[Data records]

==*==

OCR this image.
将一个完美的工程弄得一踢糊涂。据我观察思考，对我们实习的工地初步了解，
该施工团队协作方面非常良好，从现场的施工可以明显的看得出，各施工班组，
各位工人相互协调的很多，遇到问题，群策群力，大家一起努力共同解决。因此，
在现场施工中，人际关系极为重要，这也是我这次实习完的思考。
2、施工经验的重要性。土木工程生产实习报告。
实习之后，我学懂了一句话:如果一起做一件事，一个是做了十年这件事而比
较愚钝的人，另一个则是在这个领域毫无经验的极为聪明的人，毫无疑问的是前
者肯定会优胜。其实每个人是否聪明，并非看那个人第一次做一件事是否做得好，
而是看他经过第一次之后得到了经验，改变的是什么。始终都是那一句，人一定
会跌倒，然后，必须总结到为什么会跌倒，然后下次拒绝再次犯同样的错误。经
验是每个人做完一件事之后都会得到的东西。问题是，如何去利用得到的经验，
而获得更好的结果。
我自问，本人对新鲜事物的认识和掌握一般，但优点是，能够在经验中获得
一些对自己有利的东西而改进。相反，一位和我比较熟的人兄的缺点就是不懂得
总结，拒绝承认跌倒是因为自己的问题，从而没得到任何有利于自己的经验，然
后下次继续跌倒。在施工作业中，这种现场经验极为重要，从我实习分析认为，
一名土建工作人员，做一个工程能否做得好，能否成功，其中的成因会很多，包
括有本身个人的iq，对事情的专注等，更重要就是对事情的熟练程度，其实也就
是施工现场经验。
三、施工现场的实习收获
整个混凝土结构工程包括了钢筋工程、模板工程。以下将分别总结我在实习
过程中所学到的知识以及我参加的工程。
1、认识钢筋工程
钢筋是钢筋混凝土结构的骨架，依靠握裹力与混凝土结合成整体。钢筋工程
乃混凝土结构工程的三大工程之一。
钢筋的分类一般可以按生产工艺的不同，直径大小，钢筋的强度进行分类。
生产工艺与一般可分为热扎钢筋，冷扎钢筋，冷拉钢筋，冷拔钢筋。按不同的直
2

==*==

> _EXERCISE DIRECTIONS_
Reproduce the material verbatim, line by line.

> _RESPONSE BELOW_
OCR this image.
将一个完美的工程弄得一踢糊涂。据我观察思考，对我们实习的工地初步了解，
该施工团队协作方面非常良好，从现场的施工可以明显的看得出，各施工班组，
各位工人相互协调的很多，遇到问题，群策群力，大家一起努力共同解决。因此，
在现场施工中，人际关系极为重要，这也是我这次实习完的思考。
2、施工经验的重要性。土木工程生产实习报告。
实习之后，我学懂了一句话:如果一起做一件事，一个是做了十年这件事而比
较愚钝的人，另一个则是在这个领域毫无经验的极为聪明的人，毫无疑问的是前
者肯定会优胜。其实每个人是否聪明，并非看那个人第一次做一件事是否做得好，
而是看他经过第一次之后得到了经验，改变的是什么。始终都是那一句，人一定
会跌倒，然后，必须总结到为什么会跌倒，然后下次拒绝再次犯同样的错误。经
验是每个人做完一件事之后都会得到的东西。问题是，如何去利用得到的经验，
而获得更好的结果。
我自问，本人对新鲜事物的认识和掌握一般，但优点是，能够在经验中获得
一些对自己有利的东西而改进。相反，一位和我比较熟的人兄的缺点就是不懂得
总结，拒绝承认跌倒是因为自己的问题，从而没得到任何有利于自己的经验，然
后下次继续跌倒。在施工作业中，这种现场经验极为重要，从我实习分析认为，
一名土建工作人员，做一个工程能否做得好，能否成功，其中的成因会很多，包
括有本身个人的iq，对事情的专注等，更重要就是对事情的熟练程度，其实也就
是施工现场经验。
三、施工现场的实习收获
整个混凝土结构工程包括了钢筋工程、模板工程。以下将分别总结我在实习
过程中所学到的知识以及我参加的工程。
1、认识钢筋工程
钢筋是钢筋混凝土结构的骨架，依靠握裹力与混凝土结合成整体。钢筋工程
乃混凝土结构工程的三大工程之一。
钢筋的分类一般可以按生产工艺的不同，直径大小，钢筋的强度进行分类。
生产工艺与一般可分为热扎钢筋，冷扎钢筋，冷拉钢筋，冷拔钢筋。按不同的直
2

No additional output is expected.